* [Working data]

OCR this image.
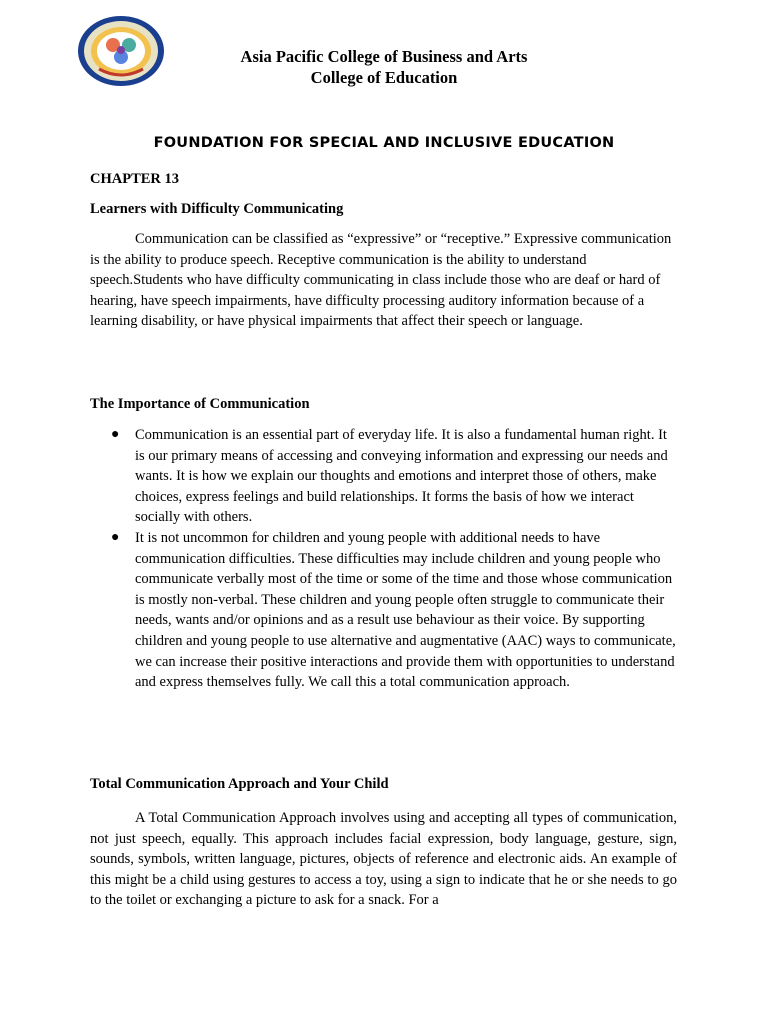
Asia Pacific College of Business and Arts
College of Education
FOUNDATION FOR SPECIAL AND INCLUSIVE EDUCATION
CHAPTER 13
Learners with Difficulty Communicating

Communication can be classified as “expressive” or “receptive.” Expressive communication is the ability to produce speech. Receptive communication is the ability to understand speech.Students who have difficulty communicating in class include those who are deaf or hard of hearing, have speech impairments, have difficulty processing auditory information because of a learning disability, or have physical impairments that affect their speech or language.

The Importance of Communication
● Communication is an essential part of everyday life. It is also a fundamental human right. It is our primary means of accessing and conveying information and expressing our needs and wants. It is how we explain our thoughts and emotions and interpret those of others, make choices, express feelings and build relationships. It forms the basis of how we interact socially with others.
● It is not uncommon for children and young people with additional needs to have communication difficulties. These difficulties may include children and young people who communicate verbally most of the time or some of the time and those whose communication is mostly non-verbal. These children and young people often struggle to communicate their needs, wants and/or opinions and as a result use behaviour as their voice. By supporting children and young people to use alternative and augmentative (AAC) ways to communicate, we can increase their positive interactions and provide them with opportunities to understand and express themselves fully. We call this a total communication approach.
Total Communication Approach and Your Child

A Total Communication Approach involves using and accepting all types of communication, not just speech, equally. This approach includes facial expression, body language, gesture, sign, sounds, symbols, written language, pictures, objects of reference and electronic aids. An example of this might be a child using gestures to access a toy, using a sign to indicate that he or she needs to go to the toilet or exchanging a picture to ask for a snack. For a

* [Written request]
Among the entries above, how many lines include the word "speech"? Give the number with no comment.

* [Answer below]
2